# How to change Screen resolution on all android phone,tablet



## TEINDTPA (Oct 14, 2016)

I just tried it and it work well , i got the S7 edge and i went from native resolution and ppi density to 1080x1920 and lower ppi it make me lose my edge screen but it make everything lag free and battery consumption please use this at your own risk!

What you need : a Rooted Phone or tablet with higher resolution than 720p, and a terminal emulator!

I found out you can tweak the resolution on your device. I'm sure some of you are familiar with DPI changes, but this actually makes your phone work on 1080p or lower resolution than QHD , Open terminal and write the following! don't forget you need ROOT access!

"su"
"wm size 1080x1920"
"wm density 480"
"stop && start" (for restart)
I used a DPI of 480 because that's the 1080p equivalent of my phone's stock 640 on 1440p.
If you want to know your original resolution type those following to know the value ,

"wm size"
"wm density"
and it will tell you what they are and the current override.  just do it again to re-change your value to default.

Enjoy a faster phone and less battery consumption!


----------



## mgrev (Oct 14, 2016)

This is also doable via adb, but i can't remember the commands right now. (google them or something)


----------



## Tom Bombadildo (Oct 14, 2016)
* * * *
▶ _Tasks for this exercise_
a - Rewrite everything in the screen resolution post from "I found out" down to "640 on 1440p.", updating "480" to "420".
b - List every command that the screen resolution thread tells readers to type into the terminal.
c - Resume the forum thread on changing Android screen resolution from the point where it stops.
The data that follow are not needed for any of these tasks.

▶ _Information supplied_
* * * *
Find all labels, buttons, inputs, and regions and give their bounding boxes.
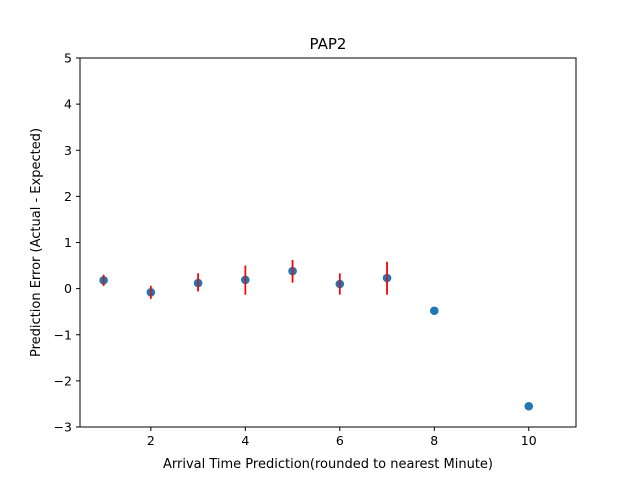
* * * *
▶ _The answers_
a -
I found out you can tweak the resolution on your device. I'm sure some of you are familiar with DPI changes, but this actually makes your phone work on 1080p or lower resolution than QHD , Open terminal and write the following! don't forget you need ROOT access!

"su"
"wm size 1080x1920"
"wm density 420"
"stop && start" (for restart)
I used a DPI of 420 because that's the 1080p equivalent of my phone's stock 640 on 1440p.

b -
- su
- wm size 1080x1920
- wm density 480
- stop && start
- wm size
- wm density

c -
While performance-wise you might see some improvements, the effect on battery life is so minuscule that it's not even worth mentioning as a "benefit" from doing this. This is because the screen is one of the major drains on the battery, and while lowering the resolution will improve performance (because the hardware doesn't have to work as hard), the screen is still displaying the same amount of information regardless of the resolution (as you can't change the physical number of pixels a screen uses to display an image ). The only battery life improvement you see is because it's less taxing on the GPU, but the difference is so small you might see like...an extra 10 minutes of battery life total depending on your usage.

But, as you said, you will see some nice performance improvements for the most part. I did this on one of my first Android tablets, it was some Chinese thing way back with a 720p screen but it had potato specs so it lagged something terrible. Lowered it down to 480p and it wasn't too bad then.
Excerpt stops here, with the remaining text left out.